Passage shown:
It's like running, writing. If you stop, you keep coming up with excuses for why you shouldn't start again. The longer you stay out, the less sense it makes to get back in. Your subconscious clamors for it though, whether you drown the voice with beer or stubborn disregard.
They quench something, both running and writing. It hits a spot that is not reachable by other means. If you want to satisfy the urge to write something, you must sit down to write it. If you want to feel the thrill of a completed run, you must put on the shoes and do the work. There is nothing like a runner's high or a writing high. Just as any drug-induced high is an inadequate and hollow version of a good runner's high, Twitter is merely a huff of Nitrous Oxide compared to the release a good writing session provides.
I have been lazy about both. For the purpose of this entry, let's focus on the writing.
I'm not counting, of course, the writing I do in my real career. Each day at work, I solve problems and fill holes and supplement existing content with better content, and make cuts and move stories around and essentially, I'm writing every day, with the help of a story department and editors and other producers. We are constantly writing, even if most days, it's simply replacing index cards on a bulletin board.
Nor am I counting the web pilot I've been working on. There has been plenty of writing and re-writing for that project, but it doesn't qualify as a brain dump. And I guess that's what I'm talking about: dumping out the stuff cluttering my brain.
Back when I tended to this blog the way I now tend to my Twitter account, I found great relief in writing the things trying to get out of my head. It allowed me to focus my thoughts and face my fears and express things otherwise vague and undeveloped. Ideas were forced to take form; fears were drawn out and slayed; memories were shared, and long held burdens released and resolved all because of what is essentially a public diary. It was a kind of therapy that I miss. I struggled with making personal anecdotes public, but I lived with the exhibitionist guilt to arrive at that place of clarity that sometimes comes after one of those writing sessions when your mind and fingers take over the keyboard; when the subconscious seizes it's window to become the conscious; when words flow like a fresh wound, healing as they escape.
No one reads blogs anymore. Not the way they used to. If I see a blog entry that's longer than a few scrolls down, I'm probably out. I simply don't have the interest I used to have in most of the blogs I used to read. I wonder if that makes me selfish.
I already hate this entry, but rather than kill it, I think I'll post it. Maybe I'll start writing as an exercise again. I miss being good at it.

What to do:
• A. Rewrite the blog entry from "They quench something, both" up to and including "on the writing.", putting "laughing gas" in place of "Nitrous Oxide".
• B. In the blog entry, what does the writer say they found in writing the things trying to get out of their head, back when they tended to the blog?

Supplied entries:
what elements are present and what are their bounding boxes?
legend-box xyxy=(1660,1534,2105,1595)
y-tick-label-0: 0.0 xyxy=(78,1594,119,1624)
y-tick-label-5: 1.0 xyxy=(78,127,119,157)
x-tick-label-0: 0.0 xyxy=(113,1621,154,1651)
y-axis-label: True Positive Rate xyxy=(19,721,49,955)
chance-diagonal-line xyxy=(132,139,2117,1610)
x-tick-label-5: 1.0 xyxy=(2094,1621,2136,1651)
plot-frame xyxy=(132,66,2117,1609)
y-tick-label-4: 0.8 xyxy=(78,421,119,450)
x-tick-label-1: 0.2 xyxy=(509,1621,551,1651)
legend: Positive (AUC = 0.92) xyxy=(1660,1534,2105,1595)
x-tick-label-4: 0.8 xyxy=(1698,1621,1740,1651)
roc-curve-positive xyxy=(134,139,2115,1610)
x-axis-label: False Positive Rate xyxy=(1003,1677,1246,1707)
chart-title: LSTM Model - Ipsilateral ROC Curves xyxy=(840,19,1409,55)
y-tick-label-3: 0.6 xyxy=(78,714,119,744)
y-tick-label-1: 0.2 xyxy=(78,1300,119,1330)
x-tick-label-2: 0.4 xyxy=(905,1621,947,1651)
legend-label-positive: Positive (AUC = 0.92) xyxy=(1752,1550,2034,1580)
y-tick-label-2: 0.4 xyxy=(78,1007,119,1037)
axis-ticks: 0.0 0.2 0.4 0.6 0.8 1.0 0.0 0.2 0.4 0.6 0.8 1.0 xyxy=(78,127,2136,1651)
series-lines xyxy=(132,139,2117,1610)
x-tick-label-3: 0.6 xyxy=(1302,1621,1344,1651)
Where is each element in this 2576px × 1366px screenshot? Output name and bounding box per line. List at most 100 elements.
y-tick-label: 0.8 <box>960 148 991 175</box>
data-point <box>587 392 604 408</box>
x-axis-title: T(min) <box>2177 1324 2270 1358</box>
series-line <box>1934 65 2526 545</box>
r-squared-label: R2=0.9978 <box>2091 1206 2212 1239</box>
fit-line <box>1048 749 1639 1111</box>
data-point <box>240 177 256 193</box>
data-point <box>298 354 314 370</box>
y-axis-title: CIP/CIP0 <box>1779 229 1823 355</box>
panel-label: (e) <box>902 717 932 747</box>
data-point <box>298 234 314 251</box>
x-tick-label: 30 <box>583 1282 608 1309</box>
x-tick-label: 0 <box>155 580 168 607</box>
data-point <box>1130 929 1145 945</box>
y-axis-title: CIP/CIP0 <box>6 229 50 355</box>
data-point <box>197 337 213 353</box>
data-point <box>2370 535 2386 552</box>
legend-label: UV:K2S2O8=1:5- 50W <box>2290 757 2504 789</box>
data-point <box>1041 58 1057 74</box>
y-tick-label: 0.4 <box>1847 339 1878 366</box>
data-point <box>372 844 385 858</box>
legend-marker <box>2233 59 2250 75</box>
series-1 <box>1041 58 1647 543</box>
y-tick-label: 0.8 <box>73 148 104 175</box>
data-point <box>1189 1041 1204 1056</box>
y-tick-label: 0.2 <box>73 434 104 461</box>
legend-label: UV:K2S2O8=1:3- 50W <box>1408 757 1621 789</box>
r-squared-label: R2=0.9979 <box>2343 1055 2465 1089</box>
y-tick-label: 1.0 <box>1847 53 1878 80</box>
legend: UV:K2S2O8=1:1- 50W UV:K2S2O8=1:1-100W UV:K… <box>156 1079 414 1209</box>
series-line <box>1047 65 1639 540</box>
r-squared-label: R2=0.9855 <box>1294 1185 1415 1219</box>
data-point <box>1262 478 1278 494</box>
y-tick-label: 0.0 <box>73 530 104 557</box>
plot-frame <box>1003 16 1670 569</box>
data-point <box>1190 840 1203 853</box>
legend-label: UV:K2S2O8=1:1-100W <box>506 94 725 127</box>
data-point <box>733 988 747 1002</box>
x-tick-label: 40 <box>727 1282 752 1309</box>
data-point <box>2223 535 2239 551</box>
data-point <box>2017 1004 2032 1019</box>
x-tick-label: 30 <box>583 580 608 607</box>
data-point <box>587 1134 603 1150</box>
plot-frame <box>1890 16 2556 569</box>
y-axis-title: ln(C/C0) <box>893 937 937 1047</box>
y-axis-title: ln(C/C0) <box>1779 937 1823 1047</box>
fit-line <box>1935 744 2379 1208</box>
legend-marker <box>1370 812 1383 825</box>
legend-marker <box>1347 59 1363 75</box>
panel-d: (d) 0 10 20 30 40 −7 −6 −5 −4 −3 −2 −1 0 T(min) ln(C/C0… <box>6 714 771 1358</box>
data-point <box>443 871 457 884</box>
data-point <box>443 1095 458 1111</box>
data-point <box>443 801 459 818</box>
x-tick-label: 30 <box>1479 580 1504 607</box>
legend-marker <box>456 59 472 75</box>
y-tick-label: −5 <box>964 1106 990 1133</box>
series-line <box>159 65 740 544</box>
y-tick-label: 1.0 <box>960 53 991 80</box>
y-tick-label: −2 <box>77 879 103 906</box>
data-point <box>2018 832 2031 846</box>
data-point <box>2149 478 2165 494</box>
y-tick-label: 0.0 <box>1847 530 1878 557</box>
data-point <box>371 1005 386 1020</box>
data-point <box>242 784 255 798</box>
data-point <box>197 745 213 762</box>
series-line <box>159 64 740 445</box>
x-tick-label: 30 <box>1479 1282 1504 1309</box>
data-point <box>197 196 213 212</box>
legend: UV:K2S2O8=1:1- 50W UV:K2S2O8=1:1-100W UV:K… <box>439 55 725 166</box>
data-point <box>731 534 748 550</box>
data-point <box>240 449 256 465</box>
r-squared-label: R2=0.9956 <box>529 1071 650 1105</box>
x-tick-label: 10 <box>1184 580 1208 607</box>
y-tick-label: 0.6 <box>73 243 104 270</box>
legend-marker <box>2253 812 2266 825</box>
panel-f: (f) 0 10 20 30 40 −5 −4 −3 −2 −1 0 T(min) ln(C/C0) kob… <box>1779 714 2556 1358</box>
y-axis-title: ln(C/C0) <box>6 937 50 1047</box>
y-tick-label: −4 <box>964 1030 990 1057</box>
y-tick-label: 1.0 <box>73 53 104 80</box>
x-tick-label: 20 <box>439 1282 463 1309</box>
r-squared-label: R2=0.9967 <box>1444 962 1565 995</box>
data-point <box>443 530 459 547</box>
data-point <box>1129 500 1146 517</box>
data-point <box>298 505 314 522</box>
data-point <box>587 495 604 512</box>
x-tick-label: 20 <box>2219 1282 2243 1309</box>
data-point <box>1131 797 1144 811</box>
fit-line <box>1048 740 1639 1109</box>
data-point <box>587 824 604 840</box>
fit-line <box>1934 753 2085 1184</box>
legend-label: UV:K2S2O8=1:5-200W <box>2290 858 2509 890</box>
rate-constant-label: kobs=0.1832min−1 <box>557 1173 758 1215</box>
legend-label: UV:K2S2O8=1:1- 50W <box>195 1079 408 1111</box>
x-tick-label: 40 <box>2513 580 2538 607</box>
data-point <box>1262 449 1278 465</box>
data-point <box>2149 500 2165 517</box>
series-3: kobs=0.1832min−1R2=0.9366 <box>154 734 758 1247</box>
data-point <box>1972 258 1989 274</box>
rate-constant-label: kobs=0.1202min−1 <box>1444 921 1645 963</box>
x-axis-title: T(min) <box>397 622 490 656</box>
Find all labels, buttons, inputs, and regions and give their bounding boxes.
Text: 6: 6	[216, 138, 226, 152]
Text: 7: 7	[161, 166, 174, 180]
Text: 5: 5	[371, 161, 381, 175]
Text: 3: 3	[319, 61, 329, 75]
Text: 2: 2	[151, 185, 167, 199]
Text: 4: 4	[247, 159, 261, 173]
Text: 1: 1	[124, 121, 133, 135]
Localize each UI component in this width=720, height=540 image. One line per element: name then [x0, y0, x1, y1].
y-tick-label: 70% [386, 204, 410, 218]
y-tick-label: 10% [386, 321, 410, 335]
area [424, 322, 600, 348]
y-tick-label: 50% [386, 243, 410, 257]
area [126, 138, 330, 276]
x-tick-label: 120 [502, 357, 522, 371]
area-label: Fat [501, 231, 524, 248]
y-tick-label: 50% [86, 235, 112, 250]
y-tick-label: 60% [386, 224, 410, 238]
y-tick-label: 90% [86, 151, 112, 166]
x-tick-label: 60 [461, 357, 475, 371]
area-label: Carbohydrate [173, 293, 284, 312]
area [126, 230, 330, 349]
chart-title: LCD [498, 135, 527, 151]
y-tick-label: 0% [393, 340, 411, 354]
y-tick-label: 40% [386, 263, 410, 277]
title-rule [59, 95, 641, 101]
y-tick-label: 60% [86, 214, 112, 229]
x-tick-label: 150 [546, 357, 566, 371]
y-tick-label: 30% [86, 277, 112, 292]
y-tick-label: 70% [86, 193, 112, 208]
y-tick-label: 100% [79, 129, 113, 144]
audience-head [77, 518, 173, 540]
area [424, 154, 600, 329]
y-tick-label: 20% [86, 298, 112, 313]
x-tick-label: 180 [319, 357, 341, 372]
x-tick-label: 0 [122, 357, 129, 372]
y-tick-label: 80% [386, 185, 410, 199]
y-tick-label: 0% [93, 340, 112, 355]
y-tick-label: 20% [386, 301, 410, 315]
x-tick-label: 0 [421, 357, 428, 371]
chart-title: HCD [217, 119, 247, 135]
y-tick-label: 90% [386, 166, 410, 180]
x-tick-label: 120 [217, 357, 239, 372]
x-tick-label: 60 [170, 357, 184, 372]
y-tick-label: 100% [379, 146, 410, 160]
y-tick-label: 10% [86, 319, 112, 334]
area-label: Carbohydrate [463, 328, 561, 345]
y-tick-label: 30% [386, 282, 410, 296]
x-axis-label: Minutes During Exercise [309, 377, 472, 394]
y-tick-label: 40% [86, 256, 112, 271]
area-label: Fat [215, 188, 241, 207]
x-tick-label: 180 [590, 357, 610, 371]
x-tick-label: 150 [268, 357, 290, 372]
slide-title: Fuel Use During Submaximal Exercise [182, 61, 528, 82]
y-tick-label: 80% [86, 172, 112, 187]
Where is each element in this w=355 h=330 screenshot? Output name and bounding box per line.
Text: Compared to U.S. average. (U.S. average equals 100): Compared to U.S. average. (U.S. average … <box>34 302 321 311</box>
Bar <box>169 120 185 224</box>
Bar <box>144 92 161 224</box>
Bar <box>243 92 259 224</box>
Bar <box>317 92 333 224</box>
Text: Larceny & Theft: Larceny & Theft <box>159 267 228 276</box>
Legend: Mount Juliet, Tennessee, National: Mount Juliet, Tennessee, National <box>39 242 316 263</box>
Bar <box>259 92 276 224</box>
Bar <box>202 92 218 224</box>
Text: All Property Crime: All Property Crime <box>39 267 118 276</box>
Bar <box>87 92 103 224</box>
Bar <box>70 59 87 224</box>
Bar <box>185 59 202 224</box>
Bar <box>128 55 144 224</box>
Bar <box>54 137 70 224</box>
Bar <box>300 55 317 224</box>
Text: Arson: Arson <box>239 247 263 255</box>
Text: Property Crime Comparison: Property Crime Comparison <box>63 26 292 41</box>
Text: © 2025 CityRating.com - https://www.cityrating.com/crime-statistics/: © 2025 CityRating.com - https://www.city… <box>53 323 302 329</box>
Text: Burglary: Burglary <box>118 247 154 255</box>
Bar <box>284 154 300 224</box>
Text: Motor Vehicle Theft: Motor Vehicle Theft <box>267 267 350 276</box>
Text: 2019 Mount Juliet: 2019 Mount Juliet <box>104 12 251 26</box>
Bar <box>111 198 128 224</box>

Answer list:
• A.
They quench something, both running and writing. It hits a spot that is not reachable by other means. If you want to satisfy the urge to write something, you must sit down to write it. If you want to feel the thrill of a completed run, you must put on the shoes and do the work. There is nothing like a runner's high or a writing high. Just as any drug-induced high is an inadequate and hollow version of a good runner's high, Twitter is merely a huff of laughing gas compared to the release a good writing session provides.
I have been lazy about both. For the purpose of this entry, let's focus on the writing.

• B. Great relief.